Source material:
# # #
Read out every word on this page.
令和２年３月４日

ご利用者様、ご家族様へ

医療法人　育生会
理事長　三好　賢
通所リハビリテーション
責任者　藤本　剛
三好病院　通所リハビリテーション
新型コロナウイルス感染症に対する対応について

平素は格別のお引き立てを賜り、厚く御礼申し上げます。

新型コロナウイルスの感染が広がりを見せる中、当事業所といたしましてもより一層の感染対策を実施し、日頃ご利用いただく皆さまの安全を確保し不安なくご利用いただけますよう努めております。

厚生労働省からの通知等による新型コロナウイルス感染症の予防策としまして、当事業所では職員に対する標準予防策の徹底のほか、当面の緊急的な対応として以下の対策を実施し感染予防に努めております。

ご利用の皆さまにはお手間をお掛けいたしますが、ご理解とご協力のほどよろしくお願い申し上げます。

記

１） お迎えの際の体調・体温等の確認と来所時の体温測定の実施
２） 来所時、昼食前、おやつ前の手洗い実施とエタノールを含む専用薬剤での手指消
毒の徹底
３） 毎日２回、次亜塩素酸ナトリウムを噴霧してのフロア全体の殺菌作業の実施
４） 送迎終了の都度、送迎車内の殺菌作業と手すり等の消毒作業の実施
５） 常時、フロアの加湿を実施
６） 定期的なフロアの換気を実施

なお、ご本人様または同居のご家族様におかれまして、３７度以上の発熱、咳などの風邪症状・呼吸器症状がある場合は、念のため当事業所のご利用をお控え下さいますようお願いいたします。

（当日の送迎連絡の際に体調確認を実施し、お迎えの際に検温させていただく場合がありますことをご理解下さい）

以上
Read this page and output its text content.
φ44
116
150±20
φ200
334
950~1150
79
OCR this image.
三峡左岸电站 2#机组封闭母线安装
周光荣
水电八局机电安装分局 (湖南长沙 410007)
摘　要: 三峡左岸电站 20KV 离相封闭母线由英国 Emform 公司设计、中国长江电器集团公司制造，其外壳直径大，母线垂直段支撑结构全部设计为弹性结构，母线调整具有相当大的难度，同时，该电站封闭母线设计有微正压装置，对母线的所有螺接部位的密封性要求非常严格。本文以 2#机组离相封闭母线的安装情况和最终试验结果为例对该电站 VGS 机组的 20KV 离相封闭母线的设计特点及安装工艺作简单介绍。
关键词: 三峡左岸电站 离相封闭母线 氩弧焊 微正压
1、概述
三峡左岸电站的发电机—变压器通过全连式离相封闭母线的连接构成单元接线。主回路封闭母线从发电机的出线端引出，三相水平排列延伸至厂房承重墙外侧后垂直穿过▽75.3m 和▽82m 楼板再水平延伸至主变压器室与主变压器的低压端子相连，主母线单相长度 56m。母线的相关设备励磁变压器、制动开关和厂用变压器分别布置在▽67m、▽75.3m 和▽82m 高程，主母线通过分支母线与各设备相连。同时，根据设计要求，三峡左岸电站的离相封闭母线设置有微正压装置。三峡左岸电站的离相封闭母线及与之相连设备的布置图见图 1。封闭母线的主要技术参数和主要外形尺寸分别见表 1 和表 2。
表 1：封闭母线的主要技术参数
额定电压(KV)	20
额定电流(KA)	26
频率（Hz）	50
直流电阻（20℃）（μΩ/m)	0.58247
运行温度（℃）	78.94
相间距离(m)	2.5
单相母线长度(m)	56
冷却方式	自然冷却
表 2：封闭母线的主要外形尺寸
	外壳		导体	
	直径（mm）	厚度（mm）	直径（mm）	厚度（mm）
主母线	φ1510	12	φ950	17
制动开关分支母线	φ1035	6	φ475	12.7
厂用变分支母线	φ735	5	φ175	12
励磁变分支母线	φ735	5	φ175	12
# # #
Your task: All lines from the one with "OCR this image." through the final line above are to be quoted exactly; quote no other line.

Final result:
OCR this image.
三峡左岸电站 2#机组封闭母线安装
周光荣
水电八局机电安装分局 (湖南长沙 410007)
摘　要: 三峡左岸电站 20KV 离相封闭母线由英国 Emform 公司设计、中国长江电器集团公司制造，其外壳直径大，母线垂直段支撑结构全部设计为弹性结构，母线调整具有相当大的难度，同时，该电站封闭母线设计有微正压装置，对母线的所有螺接部位的密封性要求非常严格。本文以 2#机组离相封闭母线的安装情况和最终试验结果为例对该电站 VGS 机组的 20KV 离相封闭母线的设计特点及安装工艺作简单介绍。
关键词: 三峡左岸电站 离相封闭母线 氩弧焊 微正压
1、概述
三峡左岸电站的发电机—变压器通过全连式离相封闭母线的连接构成单元接线。主回路封闭母线从发电机的出线端引出，三相水平排列延伸至厂房承重墙外侧后垂直穿过▽75.3m 和▽82m 楼板再水平延伸至主变压器室与主变压器的低压端子相连，主母线单相长度 56m。母线的相关设备励磁变压器、制动开关和厂用变压器分别布置在▽67m、▽75.3m 和▽82m 高程，主母线通过分支母线与各设备相连。同时，根据设计要求，三峡左岸电站的离相封闭母线设置有微正压装置。三峡左岸电站的离相封闭母线及与之相连设备的布置图见图 1。封闭母线的主要技术参数和主要外形尺寸分别见表 1 和表 2。
表 1：封闭母线的主要技术参数
额定电压(KV)	20
额定电流(KA)	26
频率（Hz）	50
直流电阻（20℃）（μΩ/m)	0.58247
运行温度（℃）	78.94
相间距离(m)	2.5
单相母线长度(m)	56
冷却方式	自然冷却
表 2：封闭母线的主要外形尺寸
	外壳		导体	
	直径（mm）	厚度（mm）	直径（mm）	厚度（mm）
主母线	φ1510	12	φ950	17
制动开关分支母线	φ1035	6	φ475	12.7
厂用变分支母线	φ735	5	φ175	12
励磁变分支母线	φ735	5	φ175	12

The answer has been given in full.